Dataset items
= = = =

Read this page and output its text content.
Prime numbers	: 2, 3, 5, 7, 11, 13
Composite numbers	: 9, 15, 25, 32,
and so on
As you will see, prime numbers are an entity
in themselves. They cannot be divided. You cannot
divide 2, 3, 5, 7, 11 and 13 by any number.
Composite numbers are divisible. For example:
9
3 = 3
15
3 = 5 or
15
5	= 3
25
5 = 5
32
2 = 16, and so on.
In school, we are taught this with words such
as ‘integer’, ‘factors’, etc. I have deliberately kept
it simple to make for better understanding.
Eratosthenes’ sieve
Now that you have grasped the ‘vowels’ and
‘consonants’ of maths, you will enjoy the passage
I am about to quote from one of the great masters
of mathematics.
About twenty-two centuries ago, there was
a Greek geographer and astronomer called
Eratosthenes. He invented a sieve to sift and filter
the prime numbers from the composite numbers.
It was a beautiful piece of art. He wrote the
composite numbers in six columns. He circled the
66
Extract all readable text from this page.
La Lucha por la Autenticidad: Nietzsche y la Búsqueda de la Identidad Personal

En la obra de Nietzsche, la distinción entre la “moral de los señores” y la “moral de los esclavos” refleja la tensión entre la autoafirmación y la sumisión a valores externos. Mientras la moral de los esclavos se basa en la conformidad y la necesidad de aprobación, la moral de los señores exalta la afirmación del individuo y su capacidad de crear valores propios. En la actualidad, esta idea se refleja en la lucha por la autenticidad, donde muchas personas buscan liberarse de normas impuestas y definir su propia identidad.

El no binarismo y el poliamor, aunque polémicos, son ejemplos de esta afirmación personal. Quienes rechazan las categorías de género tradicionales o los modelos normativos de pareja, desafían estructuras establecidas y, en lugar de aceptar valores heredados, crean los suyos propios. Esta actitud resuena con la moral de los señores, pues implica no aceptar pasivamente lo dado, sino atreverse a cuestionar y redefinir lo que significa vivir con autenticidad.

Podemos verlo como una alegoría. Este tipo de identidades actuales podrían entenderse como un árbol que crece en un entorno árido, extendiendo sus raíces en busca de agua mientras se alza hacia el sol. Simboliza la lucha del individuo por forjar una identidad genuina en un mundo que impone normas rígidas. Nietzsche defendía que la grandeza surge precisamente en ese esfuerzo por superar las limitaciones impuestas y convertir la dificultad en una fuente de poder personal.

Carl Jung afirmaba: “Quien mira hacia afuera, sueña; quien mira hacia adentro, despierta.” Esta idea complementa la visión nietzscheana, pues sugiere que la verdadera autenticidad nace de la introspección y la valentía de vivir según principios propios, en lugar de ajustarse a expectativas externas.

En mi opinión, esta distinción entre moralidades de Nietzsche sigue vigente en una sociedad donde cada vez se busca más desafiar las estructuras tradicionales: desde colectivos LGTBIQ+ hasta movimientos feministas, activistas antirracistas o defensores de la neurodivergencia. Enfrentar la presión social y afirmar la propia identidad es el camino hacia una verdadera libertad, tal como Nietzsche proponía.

= = = =

* **Problem requirements**:
From the listing above, copy every line that holds the string "idea".

* **Solution to this exercise**:
En la obra de Nietzsche, la distinción entre la “moral de los señores” y la “moral de los esclavos” refleja la tensión entre la autoafirmación y la sumisión a valores externos. Mientras la moral de los esclavos se basa en la conformidad y la necesidad de aprobación, la moral de los señores exalta la afirmación del individuo y su capacidad de crear valores propios. En la actualidad, esta idea se refleja en la lucha por la autenticidad, donde muchas personas buscan liberarse de normas impuestas y definir su propia identidad.
Carl Jung afirmaba: “Quien mira hacia afuera, sueña; quien mira hacia adentro, despierta.” Esta idea complementa la visión nietzscheana, pues sugiere que la verdadera autenticidad nace de la introspección y la valentía de vivir según principios propios, en lugar de ajustarse a expectativas externas.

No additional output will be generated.